> THE EXERCISE
Count how many lines contain "nhất" and reply with that number only.

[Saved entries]

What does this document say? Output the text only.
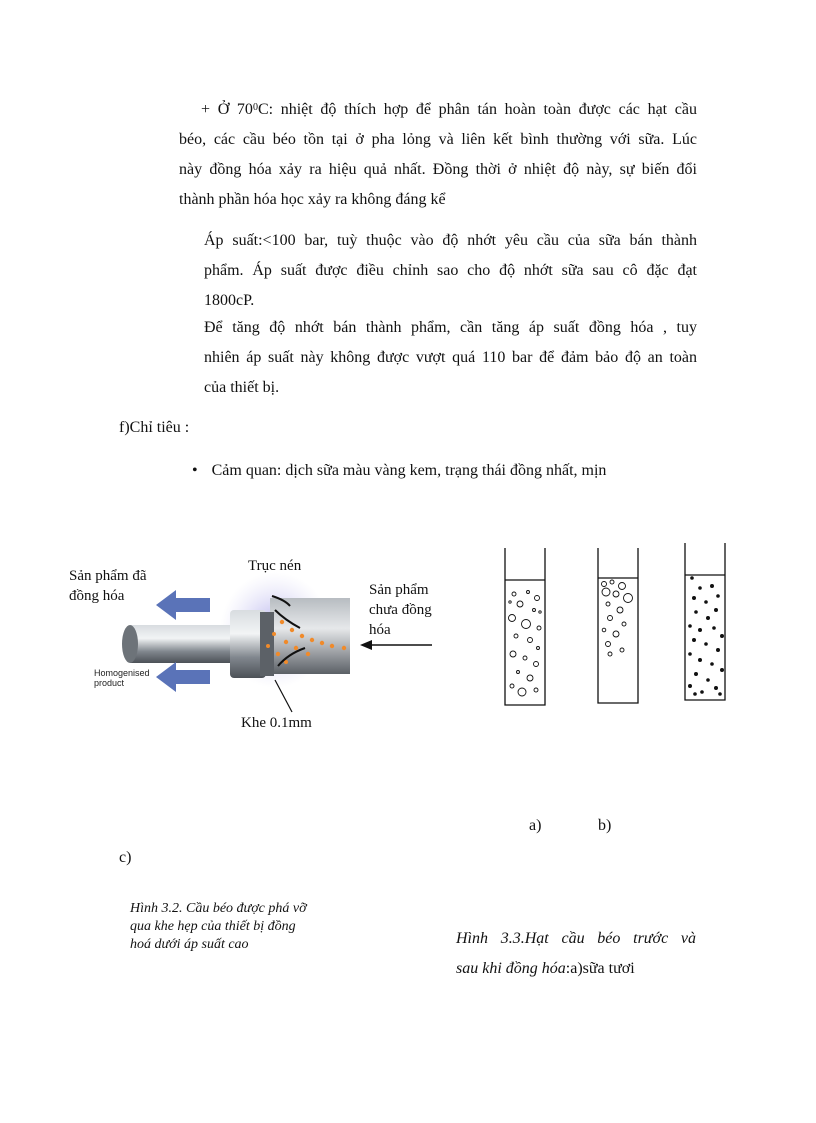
+ Ở $70^0C$: nhiệt độ thích hợp để phân tán hoàn toàn được các hạt cầu
béo, các cầu béo tồn tại ở pha lỏng và liên kết bình thường với sữa. Lúc
này đồng hóa xảy ra hiệu quả nhất. Đồng thời ở nhiệt độ này, sự biến đổi
thành phần hóa học xảy ra không đáng kể
Áp suất:<100 bar, tuỳ thuộc vào độ nhớt yêu cầu của sữa bán thành
phẩm. Áp suất được điều chỉnh sao cho độ nhớt sữa sau cô đặc đạt
1800cP.
Để tăng độ nhớt bán thành phẩm, cần tăng áp suất đồng hóa , tuy
nhiên áp suất này không được vượt quá 110 bar để đảm bảo độ an toàn
của thiết bị.
f)Chỉ tiêu :
• Cảm quan: dịch sữa màu vàng kem, trạng thái đồng nhất, mịn
Sản phẩm đã
đồng hóa
Trục nén
Sản phẩm
chưa đồng
hóa
Homogenised
product
Khe 0.1mm
a)	b)
c)
Hình 3.2. Cầu béo được phá vỡ
qua khe hẹp của thiết bị đồng
hoá dưới áp suất cao	Hình 3.3.Hạt cầu béo trước và
sau khi đồng hóa:a)sữa tươi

> WRITTEN REPLY
2